■ TASK TO COMPLETE
Reproduce all of the listing below without alteration.

(Data records)
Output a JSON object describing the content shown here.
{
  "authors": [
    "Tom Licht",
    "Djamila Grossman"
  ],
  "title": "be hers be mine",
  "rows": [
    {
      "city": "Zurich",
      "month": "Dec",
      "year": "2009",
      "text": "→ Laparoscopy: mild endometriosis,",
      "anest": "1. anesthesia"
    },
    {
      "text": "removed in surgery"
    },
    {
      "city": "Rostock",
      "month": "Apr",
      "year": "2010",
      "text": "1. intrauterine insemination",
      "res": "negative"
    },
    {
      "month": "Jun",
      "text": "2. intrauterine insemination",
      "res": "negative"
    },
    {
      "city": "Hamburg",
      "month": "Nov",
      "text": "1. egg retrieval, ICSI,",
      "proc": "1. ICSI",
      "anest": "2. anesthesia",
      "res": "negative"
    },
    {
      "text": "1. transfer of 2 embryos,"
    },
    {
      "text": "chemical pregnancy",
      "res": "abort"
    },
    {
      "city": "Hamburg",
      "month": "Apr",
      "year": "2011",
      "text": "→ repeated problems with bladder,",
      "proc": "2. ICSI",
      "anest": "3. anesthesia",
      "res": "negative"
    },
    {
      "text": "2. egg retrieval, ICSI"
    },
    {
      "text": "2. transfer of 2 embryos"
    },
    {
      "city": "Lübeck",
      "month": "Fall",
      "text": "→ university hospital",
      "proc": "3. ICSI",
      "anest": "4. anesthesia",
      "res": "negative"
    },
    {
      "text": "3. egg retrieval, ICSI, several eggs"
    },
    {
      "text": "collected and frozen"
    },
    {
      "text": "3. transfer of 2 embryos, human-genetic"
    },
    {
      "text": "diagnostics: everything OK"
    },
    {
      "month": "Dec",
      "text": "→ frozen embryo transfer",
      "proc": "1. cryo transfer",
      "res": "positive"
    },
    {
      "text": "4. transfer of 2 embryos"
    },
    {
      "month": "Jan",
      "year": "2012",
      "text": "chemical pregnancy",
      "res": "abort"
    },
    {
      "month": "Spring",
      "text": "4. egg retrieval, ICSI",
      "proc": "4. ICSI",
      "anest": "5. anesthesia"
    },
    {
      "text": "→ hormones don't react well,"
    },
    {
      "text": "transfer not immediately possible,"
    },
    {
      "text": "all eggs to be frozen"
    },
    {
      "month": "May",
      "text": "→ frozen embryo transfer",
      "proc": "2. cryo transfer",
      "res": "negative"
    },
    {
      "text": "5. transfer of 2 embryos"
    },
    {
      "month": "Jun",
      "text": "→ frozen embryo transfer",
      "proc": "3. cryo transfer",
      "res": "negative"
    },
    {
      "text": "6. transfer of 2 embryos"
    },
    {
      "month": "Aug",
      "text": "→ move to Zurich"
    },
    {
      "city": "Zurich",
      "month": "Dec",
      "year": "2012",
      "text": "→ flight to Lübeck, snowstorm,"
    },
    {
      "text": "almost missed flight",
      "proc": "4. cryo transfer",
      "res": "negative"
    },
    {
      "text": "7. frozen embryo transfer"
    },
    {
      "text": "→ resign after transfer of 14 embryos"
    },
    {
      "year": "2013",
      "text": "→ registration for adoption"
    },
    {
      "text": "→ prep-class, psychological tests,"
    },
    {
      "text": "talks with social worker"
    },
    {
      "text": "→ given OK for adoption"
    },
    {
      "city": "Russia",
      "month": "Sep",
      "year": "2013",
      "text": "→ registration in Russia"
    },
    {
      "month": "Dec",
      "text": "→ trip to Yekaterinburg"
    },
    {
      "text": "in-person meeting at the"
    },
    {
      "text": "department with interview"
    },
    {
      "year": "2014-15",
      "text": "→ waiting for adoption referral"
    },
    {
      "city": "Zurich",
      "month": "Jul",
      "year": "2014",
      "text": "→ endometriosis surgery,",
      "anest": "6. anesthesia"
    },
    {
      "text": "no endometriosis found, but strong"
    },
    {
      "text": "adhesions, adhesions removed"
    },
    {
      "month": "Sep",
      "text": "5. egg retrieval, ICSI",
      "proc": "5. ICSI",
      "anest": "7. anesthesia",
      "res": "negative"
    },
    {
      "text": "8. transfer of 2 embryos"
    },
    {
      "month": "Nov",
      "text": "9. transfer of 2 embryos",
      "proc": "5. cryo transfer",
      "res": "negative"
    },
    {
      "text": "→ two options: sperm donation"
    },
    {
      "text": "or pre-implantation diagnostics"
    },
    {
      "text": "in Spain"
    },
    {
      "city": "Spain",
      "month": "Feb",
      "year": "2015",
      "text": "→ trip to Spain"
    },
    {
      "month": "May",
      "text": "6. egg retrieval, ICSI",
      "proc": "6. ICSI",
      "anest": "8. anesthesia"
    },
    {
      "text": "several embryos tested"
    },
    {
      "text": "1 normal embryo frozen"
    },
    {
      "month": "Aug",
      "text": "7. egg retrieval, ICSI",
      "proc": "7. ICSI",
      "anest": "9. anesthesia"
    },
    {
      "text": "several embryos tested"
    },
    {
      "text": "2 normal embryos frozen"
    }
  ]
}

■ PROBLEM SOLUTION
Output a JSON object describing the content shown here.
{
  "authors": [
    "Tom Licht",
    "Djamila Grossman"
  ],
  "title": "be hers be mine",
  "rows": [
    {
      "city": "Zurich",
      "month": "Dec",
      "year": "2009",
      "text": "→ Laparoscopy: mild endometriosis,",
      "anest": "1. anesthesia"
    },
    {
      "text": "removed in surgery"
    },
    {
      "city": "Rostock",
      "month": "Apr",
      "year": "2010",
      "text": "1. intrauterine insemination",
      "res": "negative"
    },
    {
      "month": "Jun",
      "text": "2. intrauterine insemination",
      "res": "negative"
    },
    {
      "city": "Hamburg",
      "month": "Nov",
      "text": "1. egg retrieval, ICSI,",
      "proc": "1. ICSI",
      "anest": "2. anesthesia",
      "res": "negative"
    },
    {
      "text": "1. transfer of 2 embryos,"
    },
    {
      "text": "chemical pregnancy",
      "res": "abort"
    },
    {
      "city": "Hamburg",
      "month": "Apr",
      "year": "2011",
      "text": "→ repeated problems with bladder,",
      "proc": "2. ICSI",
      "anest": "3. anesthesia",
      "res": "negative"
    },
    {
      "text": "2. egg retrieval, ICSI"
    },
    {
      "text": "2. transfer of 2 embryos"
    },
    {
      "city": "Lübeck",
      "month": "Fall",
      "text": "→ university hospital",
      "proc": "3. ICSI",
      "anest": "4. anesthesia",
      "res": "negative"
    },
    {
      "text": "3. egg retrieval, ICSI, several eggs"
    },
    {
      "text": "collected and frozen"
    },
    {
      "text": "3. transfer of 2 embryos, human-genetic"
    },
    {
      "text": "diagnostics: everything OK"
    },
    {
      "month": "Dec",
      "text": "→ frozen embryo transfer",
      "proc": "1. cryo transfer",
      "res": "positive"
    },
    {
      "text": "4. transfer of 2 embryos"
    },
    {
      "month": "Jan",
      "year": "2012",
      "text": "chemical pregnancy",
      "res": "abort"
    },
    {
      "month": "Spring",
      "text": "4. egg retrieval, ICSI",
      "proc": "4. ICSI",
      "anest": "5. anesthesia"
    },
    {
      "text": "→ hormones don't react well,"
    },
    {
      "text": "transfer not immediately possible,"
    },
    {
      "text": "all eggs to be frozen"
    },
    {
      "month": "May",
      "text": "→ frozen embryo transfer",
      "proc": "2. cryo transfer",
      "res": "negative"
    },
    {
      "text": "5. transfer of 2 embryos"
    },
    {
      "month": "Jun",
      "text": "→ frozen embryo transfer",
      "proc": "3. cryo transfer",
      "res": "negative"
    },
    {
      "text": "6. transfer of 2 embryos"
    },
    {
      "month": "Aug",
      "text": "→ move to Zurich"
    },
    {
      "city": "Zurich",
      "month": "Dec",
      "year": "2012",
      "text": "→ flight to Lübeck, snowstorm,"
    },
    {
      "text": "almost missed flight",
      "proc": "4. cryo transfer",
      "res": "negative"
    },
    {
      "text": "7. frozen embryo transfer"
    },
    {
      "text": "→ resign after transfer of 14 embryos"
    },
    {
      "year": "2013",
      "text": "→ registration for adoption"
    },
    {
      "text": "→ prep-class, psychological tests,"
    },
    {
      "text": "talks with social worker"
    },
    {
      "text": "→ given OK for adoption"
    },
    {
      "city": "Russia",
      "month": "Sep",
      "year": "2013",
      "text": "→ registration in Russia"
    },
    {
      "month": "Dec",
      "text": "→ trip to Yekaterinburg"
    },
    {
      "text": "in-person meeting at the"
    },
    {
      "text": "department with interview"
    },
    {
      "year": "2014-15",
      "text": "→ waiting for adoption referral"
    },
    {
      "city": "Zurich",
      "month": "Jul",
      "year": "2014",
      "text": "→ endometriosis surgery,",
      "anest": "6. anesthesia"
    },
    {
      "text": "no endometriosis found, but strong"
    },
    {
      "text": "adhesions, adhesions removed"
    },
    {
      "month": "Sep",
      "text": "5. egg retrieval, ICSI",
      "proc": "5. ICSI",
      "anest": "7. anesthesia",
      "res": "negative"
    },
    {
      "text": "8. transfer of 2 embryos"
    },
    {
      "month": "Nov",
      "text": "9. transfer of 2 embryos",
      "proc": "5. cryo transfer",
      "res": "negative"
    },
    {
      "text": "→ two options: sperm donation"
    },
    {
      "text": "or pre-implantation diagnostics"
    },
    {
      "text": "in Spain"
    },
    {
      "city": "Spain",
      "month": "Feb",
      "year": "2015",
      "text": "→ trip to Spain"
    },
    {
      "month": "May",
      "text": "6. egg retrieval, ICSI",
      "proc": "6. ICSI",
      "anest": "8. anesthesia"
    },
    {
      "text": "several embryos tested"
    },
    {
      "text": "1 normal embryo frozen"
    },
    {
      "month": "Aug",
      "text": "7. egg retrieval, ICSI",
      "proc": "7. ICSI",
      "anest": "9. anesthesia"
    },
    {
      "text": "several embryos tested"
    },
    {
      "text": "2 normal embryos frozen"
    }
  ]
}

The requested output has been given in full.